Material provided:
[Start]
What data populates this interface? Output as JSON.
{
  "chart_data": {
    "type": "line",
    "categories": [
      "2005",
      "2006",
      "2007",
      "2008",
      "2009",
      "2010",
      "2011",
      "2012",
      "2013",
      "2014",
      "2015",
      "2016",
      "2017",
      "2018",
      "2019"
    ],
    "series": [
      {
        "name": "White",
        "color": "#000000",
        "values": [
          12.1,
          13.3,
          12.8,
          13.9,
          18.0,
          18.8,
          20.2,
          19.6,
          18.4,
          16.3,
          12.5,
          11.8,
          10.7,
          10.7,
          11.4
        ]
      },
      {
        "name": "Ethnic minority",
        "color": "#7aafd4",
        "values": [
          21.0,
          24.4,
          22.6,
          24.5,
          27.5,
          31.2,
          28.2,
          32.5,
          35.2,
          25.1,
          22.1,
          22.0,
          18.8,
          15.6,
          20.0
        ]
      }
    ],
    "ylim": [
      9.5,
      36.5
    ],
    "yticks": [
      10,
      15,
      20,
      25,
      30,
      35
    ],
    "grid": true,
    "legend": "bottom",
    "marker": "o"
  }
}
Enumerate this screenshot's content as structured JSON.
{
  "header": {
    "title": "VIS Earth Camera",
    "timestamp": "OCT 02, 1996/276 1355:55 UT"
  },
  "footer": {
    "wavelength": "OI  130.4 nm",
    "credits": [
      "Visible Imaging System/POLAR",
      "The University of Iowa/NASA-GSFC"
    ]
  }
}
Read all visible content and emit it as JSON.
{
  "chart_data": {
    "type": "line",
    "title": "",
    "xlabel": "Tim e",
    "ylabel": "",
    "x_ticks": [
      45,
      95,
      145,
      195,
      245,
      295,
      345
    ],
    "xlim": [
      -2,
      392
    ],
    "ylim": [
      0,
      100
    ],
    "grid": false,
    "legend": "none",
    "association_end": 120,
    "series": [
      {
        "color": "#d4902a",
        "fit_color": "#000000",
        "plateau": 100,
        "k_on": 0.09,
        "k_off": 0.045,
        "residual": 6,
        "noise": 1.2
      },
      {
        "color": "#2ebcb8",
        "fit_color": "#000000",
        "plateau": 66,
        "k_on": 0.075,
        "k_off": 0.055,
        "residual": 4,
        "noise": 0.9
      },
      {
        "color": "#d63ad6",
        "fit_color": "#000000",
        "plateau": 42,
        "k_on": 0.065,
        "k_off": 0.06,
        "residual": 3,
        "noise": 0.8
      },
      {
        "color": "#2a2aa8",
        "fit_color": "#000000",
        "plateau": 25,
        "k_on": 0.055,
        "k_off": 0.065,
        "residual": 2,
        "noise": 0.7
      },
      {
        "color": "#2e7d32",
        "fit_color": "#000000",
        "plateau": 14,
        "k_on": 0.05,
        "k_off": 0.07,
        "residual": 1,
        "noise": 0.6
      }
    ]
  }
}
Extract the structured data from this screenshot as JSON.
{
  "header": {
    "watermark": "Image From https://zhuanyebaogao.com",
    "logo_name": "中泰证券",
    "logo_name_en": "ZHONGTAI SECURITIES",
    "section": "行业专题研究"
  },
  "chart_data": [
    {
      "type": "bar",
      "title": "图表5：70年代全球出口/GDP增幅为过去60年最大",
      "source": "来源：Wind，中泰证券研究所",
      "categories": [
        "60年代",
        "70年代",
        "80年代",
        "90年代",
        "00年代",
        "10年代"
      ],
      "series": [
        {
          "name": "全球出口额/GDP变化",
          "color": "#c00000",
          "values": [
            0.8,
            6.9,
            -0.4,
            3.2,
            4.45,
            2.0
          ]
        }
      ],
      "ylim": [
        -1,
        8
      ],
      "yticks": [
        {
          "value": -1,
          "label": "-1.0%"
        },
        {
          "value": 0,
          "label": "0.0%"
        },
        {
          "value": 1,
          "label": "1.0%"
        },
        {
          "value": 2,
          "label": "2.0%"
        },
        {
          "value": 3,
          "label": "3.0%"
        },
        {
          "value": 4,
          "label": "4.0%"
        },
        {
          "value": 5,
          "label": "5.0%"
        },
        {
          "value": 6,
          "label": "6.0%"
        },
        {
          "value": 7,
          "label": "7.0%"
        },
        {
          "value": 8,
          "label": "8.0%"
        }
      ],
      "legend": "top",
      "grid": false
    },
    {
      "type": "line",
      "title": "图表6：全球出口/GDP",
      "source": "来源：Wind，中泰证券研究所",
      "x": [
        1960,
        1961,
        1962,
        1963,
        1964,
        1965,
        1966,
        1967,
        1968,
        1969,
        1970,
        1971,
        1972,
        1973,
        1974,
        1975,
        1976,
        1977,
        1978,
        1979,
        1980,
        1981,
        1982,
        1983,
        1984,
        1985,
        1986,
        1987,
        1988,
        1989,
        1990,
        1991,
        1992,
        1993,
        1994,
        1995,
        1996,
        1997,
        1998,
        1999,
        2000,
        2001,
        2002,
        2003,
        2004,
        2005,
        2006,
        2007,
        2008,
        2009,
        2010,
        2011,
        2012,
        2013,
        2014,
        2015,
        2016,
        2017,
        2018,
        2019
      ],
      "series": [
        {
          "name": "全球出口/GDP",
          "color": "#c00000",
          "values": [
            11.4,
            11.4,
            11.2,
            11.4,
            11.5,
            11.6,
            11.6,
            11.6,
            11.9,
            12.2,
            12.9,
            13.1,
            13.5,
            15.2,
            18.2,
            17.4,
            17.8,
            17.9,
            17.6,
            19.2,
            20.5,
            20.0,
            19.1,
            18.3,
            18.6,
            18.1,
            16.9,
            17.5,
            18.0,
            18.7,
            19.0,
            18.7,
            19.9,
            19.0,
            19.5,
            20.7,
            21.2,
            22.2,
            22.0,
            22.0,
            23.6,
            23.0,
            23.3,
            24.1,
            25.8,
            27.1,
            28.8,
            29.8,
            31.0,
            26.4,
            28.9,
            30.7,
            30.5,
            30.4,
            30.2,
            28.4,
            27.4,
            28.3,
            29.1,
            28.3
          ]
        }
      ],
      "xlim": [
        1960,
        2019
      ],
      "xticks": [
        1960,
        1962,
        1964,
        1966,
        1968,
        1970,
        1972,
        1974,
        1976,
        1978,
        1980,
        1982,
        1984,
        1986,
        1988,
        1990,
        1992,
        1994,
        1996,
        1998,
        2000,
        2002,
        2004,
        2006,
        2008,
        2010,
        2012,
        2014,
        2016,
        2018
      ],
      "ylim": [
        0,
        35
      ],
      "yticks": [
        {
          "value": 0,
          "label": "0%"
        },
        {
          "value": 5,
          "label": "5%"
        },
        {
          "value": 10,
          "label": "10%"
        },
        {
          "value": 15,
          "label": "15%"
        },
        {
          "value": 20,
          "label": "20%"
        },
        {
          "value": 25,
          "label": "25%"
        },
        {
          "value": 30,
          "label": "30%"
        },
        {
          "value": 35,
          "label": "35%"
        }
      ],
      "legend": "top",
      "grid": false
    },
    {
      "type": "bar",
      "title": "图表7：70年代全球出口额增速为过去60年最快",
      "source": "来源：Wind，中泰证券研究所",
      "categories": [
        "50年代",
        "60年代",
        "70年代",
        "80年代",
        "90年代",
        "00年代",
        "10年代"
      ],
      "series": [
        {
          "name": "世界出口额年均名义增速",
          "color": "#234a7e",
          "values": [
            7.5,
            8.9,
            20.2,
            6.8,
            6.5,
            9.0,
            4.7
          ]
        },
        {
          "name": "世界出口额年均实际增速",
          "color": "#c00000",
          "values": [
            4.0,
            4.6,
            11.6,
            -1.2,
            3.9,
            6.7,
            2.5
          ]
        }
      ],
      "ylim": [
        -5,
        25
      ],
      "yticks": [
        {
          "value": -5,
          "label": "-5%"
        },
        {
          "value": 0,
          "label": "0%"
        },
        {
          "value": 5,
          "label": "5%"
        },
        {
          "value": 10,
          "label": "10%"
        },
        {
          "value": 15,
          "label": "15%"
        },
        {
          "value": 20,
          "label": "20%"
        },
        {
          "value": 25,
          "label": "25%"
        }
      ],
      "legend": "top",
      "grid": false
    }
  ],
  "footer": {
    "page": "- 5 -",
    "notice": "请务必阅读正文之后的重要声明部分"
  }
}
[End]
Your task: Pick out the lines that include the word "title" and write them out.

Exercise result:
    "title": "VIS Earth Camera",
    "title": "",
      "title": "图表5：70年代全球出口/GDP增幅为过去60年最大",
      "title": "图表6：全球出口/GDP",
      "title": "图表7：70年代全球出口额增速为过去60年最快",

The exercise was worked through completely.